■ Task directions: Reproduce the data word for word, from its first line through the line containing "y-tick-label: 28.4 xyxy=(34,366,63,383)", with both of those lines included.

((

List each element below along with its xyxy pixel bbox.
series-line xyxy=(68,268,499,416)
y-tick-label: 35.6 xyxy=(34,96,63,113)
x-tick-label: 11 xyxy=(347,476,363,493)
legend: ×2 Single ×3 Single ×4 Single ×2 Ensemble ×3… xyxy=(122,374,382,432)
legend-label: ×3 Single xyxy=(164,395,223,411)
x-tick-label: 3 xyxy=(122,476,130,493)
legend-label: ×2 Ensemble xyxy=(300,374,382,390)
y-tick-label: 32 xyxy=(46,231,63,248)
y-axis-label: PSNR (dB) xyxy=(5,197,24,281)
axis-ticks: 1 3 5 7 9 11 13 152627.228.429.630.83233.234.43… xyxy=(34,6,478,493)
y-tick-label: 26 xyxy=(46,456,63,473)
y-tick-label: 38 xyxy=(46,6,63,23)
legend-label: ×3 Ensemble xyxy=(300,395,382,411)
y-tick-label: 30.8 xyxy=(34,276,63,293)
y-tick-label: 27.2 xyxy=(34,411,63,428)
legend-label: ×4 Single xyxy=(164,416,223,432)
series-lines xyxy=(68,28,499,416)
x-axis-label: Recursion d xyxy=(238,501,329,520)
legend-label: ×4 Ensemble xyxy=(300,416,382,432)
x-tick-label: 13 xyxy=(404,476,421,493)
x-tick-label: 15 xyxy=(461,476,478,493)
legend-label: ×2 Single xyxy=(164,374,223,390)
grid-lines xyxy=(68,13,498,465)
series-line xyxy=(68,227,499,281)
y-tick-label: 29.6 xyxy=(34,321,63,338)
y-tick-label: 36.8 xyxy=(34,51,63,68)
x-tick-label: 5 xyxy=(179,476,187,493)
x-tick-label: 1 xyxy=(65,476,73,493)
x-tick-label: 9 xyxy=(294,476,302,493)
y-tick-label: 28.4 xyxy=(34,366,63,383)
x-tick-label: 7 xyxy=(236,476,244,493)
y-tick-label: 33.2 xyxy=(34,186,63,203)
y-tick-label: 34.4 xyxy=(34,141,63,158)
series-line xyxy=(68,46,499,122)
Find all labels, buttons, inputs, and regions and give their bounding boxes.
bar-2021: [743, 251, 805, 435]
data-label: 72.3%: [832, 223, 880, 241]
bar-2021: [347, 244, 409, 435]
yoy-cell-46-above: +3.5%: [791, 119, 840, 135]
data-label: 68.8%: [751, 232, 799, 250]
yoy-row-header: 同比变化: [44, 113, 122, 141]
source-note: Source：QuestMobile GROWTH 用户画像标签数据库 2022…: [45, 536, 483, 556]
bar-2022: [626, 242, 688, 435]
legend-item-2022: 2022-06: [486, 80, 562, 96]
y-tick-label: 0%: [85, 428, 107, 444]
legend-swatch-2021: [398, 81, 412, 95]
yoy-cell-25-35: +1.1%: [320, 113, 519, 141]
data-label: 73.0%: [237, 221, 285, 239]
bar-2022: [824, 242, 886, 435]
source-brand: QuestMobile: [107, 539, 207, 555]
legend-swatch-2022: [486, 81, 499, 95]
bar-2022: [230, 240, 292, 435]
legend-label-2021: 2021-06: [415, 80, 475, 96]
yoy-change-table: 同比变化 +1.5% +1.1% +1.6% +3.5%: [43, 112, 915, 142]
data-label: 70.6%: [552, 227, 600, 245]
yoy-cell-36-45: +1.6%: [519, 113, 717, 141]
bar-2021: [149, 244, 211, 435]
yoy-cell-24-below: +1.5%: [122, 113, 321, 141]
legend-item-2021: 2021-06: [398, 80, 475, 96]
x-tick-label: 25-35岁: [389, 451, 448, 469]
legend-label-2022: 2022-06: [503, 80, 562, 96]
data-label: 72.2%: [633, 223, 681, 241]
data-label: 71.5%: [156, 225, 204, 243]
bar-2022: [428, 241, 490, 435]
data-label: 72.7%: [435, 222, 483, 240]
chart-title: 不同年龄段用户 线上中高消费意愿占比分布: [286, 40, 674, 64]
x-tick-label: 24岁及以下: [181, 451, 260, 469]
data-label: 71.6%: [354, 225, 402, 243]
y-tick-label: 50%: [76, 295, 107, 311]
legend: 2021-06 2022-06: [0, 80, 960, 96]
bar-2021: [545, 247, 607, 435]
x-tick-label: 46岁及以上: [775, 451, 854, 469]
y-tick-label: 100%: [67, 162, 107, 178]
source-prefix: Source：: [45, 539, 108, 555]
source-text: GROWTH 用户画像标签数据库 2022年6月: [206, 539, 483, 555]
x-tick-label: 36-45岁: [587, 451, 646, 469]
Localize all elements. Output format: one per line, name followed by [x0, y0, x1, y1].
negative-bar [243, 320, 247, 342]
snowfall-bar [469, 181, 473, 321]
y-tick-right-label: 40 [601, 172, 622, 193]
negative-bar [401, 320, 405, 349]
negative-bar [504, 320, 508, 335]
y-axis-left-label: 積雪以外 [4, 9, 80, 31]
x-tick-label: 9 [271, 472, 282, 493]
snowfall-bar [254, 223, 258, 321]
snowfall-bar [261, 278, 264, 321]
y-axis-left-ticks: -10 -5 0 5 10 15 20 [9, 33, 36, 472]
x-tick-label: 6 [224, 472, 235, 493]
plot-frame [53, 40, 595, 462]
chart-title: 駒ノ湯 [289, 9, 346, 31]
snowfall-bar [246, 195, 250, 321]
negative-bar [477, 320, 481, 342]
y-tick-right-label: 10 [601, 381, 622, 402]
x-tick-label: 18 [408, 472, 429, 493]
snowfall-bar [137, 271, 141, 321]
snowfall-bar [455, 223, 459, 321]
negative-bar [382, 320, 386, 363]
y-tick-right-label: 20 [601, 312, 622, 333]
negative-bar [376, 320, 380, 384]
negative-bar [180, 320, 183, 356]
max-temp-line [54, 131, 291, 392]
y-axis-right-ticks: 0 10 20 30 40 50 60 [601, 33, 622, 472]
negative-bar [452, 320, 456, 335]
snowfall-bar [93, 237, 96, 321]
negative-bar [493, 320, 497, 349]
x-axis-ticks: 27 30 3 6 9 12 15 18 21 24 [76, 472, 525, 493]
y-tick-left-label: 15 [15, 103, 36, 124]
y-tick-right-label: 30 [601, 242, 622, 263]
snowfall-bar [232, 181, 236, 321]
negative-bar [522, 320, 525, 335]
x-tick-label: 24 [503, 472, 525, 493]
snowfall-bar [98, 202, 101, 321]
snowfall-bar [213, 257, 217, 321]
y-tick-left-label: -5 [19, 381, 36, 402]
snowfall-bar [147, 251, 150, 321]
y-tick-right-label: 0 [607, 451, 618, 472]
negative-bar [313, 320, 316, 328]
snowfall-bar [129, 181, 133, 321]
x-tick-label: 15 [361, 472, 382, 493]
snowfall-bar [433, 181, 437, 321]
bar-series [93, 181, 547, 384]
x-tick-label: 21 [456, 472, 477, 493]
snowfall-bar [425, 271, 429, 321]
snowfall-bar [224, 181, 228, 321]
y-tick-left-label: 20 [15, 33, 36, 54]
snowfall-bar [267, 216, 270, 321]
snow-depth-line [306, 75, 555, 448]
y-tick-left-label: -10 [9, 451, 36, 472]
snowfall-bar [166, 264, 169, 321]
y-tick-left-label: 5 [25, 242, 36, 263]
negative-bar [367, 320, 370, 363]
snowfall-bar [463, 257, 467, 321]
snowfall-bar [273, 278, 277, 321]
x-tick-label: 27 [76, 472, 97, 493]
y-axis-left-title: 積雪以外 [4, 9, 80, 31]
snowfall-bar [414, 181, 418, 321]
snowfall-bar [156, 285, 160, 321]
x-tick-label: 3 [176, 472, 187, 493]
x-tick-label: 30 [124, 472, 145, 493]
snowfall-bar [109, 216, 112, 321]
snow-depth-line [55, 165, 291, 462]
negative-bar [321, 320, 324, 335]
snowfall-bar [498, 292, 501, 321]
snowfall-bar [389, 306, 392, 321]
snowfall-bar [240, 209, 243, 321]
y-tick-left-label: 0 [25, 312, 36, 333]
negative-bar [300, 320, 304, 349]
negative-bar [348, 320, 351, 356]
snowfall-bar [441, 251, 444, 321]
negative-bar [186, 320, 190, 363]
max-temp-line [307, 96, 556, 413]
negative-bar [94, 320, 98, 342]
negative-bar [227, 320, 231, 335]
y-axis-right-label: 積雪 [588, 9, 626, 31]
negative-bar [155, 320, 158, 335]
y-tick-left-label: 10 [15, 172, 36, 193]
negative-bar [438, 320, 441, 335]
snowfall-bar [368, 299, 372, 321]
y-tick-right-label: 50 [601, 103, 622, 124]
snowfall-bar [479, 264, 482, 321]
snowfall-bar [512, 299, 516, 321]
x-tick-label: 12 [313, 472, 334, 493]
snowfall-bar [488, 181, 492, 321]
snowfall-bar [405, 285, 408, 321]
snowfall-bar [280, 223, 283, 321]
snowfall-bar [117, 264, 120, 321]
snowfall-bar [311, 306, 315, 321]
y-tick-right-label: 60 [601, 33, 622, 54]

))

■ Correct result:
List each element below along with its xyxy pixel bbox.
series-line xyxy=(68,268,499,416)
y-tick-label: 35.6 xyxy=(34,96,63,113)
x-tick-label: 11 xyxy=(347,476,363,493)
legend: ×2 Single ×3 Single ×4 Single ×2 Ensemble ×3… xyxy=(122,374,382,432)
legend-label: ×3 Single xyxy=(164,395,223,411)
x-tick-label: 3 xyxy=(122,476,130,493)
legend-label: ×2 Ensemble xyxy=(300,374,382,390)
y-tick-label: 32 xyxy=(46,231,63,248)
y-axis-label: PSNR (dB) xyxy=(5,197,24,281)
axis-ticks: 1 3 5 7 9 11 13 152627.228.429.630.83233.234.43… xyxy=(34,6,478,493)
y-tick-label: 26 xyxy=(46,456,63,473)
y-tick-label: 38 xyxy=(46,6,63,23)
legend-label: ×3 Ensemble xyxy=(300,395,382,411)
y-tick-label: 30.8 xyxy=(34,276,63,293)
y-tick-label: 27.2 xyxy=(34,411,63,428)
legend-label: ×4 Single xyxy=(164,416,223,432)
series-lines xyxy=(68,28,499,416)
x-axis-label: Recursion d xyxy=(238,501,329,520)
legend-label: ×4 Ensemble xyxy=(300,416,382,432)
x-tick-label: 13 xyxy=(404,476,421,493)
x-tick-label: 15 xyxy=(461,476,478,493)
legend-label: ×2 Single xyxy=(164,374,223,390)
grid-lines xyxy=(68,13,498,465)
series-line xyxy=(68,227,499,281)
y-tick-label: 29.6 xyxy=(34,321,63,338)
y-tick-label: 36.8 xyxy=(34,51,63,68)
x-tick-label: 5 xyxy=(179,476,187,493)
x-tick-label: 1 xyxy=(65,476,73,493)
x-tick-label: 9 xyxy=(294,476,302,493)
y-tick-label: 28.4 xyxy=(34,366,63,383)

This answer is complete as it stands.